» **WHAT TO DO**
Every line below must be reproduced exactly. Copy them all.

» **Entries taken from a collection**
>> BEGIN
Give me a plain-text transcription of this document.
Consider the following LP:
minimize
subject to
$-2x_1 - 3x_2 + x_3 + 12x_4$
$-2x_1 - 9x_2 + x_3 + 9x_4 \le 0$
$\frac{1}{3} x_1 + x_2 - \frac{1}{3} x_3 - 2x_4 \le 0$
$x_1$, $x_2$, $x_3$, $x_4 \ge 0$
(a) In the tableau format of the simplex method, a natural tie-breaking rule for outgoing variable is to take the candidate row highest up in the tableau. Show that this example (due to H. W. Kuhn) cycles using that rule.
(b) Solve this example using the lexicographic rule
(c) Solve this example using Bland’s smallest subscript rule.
>> END
» **RESULT FOR THIS TASK**
Give me a plain-text transcription of this document.
Consider the following LP:
minimize
subject to
$-2x_1 - 3x_2 + x_3 + 12x_4$
$-2x_1 - 9x_2 + x_3 + 9x_4 \le 0$
$\frac{1}{3} x_1 + x_2 - \frac{1}{3} x_3 - 2x_4 \le 0$
$x_1$, $x_2$, $x_3$, $x_4 \ge 0$
(a) In the tableau format of the simplex method, a natural tie-breaking rule for outgoing variable is to take the candidate row highest up in the tableau. Show that this example (due to H. W. Kuhn) cycles using that rule.
(b) Solve this example using the lexicographic rule
(c) Solve this example using Bland’s smallest subscript rule.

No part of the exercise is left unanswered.